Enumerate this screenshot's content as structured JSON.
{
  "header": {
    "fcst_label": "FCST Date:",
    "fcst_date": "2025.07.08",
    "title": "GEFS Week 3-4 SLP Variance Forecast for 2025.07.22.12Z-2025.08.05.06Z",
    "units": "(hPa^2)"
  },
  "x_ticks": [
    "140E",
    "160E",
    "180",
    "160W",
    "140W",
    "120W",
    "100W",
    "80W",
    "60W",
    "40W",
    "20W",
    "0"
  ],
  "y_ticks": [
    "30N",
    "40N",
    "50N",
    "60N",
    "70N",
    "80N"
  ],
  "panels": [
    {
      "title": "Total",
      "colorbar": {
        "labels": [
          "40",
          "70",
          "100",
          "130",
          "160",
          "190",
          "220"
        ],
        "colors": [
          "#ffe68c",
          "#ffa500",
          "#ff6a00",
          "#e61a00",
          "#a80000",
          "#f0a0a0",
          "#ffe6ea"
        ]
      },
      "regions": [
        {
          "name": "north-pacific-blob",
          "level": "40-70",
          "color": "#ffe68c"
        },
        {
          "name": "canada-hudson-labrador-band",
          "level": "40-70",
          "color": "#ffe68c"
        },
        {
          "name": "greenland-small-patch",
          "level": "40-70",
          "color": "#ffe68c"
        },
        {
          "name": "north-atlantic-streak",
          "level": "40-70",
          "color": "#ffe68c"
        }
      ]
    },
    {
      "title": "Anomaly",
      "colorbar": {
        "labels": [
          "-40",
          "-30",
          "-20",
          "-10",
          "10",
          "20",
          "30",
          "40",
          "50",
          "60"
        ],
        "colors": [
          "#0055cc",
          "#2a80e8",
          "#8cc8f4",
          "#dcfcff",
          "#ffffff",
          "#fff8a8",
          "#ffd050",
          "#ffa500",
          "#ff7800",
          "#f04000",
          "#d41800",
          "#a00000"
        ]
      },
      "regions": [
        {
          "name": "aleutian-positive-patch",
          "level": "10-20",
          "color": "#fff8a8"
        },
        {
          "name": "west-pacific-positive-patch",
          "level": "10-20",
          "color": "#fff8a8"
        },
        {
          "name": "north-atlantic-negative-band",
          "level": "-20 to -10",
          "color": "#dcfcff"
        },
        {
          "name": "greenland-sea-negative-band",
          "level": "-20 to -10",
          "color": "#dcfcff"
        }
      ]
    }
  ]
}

┄┄┄┄┄┄┄┄┄┄

> Exercise objective
All of the data above should be transcribed exactly.

> Answer to the exercise
Enumerate this screenshot's content as structured JSON.
{
  "header": {
    "fcst_label": "FCST Date:",
    "fcst_date": "2025.07.08",
    "title": "GEFS Week 3-4 SLP Variance Forecast for 2025.07.22.12Z-2025.08.05.06Z",
    "units": "(hPa^2)"
  },
  "x_ticks": [
    "140E",
    "160E",
    "180",
    "160W",
    "140W",
    "120W",
    "100W",
    "80W",
    "60W",
    "40W",
    "20W",
    "0"
  ],
  "y_ticks": [
    "30N",
    "40N",
    "50N",
    "60N",
    "70N",
    "80N"
  ],
  "panels": [
    {
      "title": "Total",
      "colorbar": {
        "labels": [
          "40",
          "70",
          "100",
          "130",
          "160",
          "190",
          "220"
        ],
        "colors": [
          "#ffe68c",
          "#ffa500",
          "#ff6a00",
          "#e61a00",
          "#a80000",
          "#f0a0a0",
          "#ffe6ea"
        ]
      },
      "regions": [
        {
          "name": "north-pacific-blob",
          "level": "40-70",
          "color": "#ffe68c"
        },
        {
          "name": "canada-hudson-labrador-band",
          "level": "40-70",
          "color": "#ffe68c"
        },
        {
          "name": "greenland-small-patch",
          "level": "40-70",
          "color": "#ffe68c"
        },
        {
          "name": "north-atlantic-streak",
          "level": "40-70",
          "color": "#ffe68c"
        }
      ]
    },
    {
      "title": "Anomaly",
      "colorbar": {
        "labels": [
          "-40",
          "-30",
          "-20",
          "-10",
          "10",
          "20",
          "30",
          "40",
          "50",
          "60"
        ],
        "colors": [
          "#0055cc",
          "#2a80e8",
          "#8cc8f4",
          "#dcfcff",
          "#ffffff",
          "#fff8a8",
          "#ffd050",
          "#ffa500",
          "#ff7800",
          "#f04000",
          "#d41800",
          "#a00000"
        ]
      },
      "regions": [
        {
          "name": "aleutian-positive-patch",
          "level": "10-20",
          "color": "#fff8a8"
        },
        {
          "name": "west-pacific-positive-patch",
          "level": "10-20",
          "color": "#fff8a8"
        },
        {
          "name": "north-atlantic-negative-band",
          "level": "-20 to -10",
          "color": "#dcfcff"
        },
        {
          "name": "greenland-sea-negative-band",
          "level": "-20 to -10",
          "color": "#dcfcff"
        }
      ]
    }
  ]
}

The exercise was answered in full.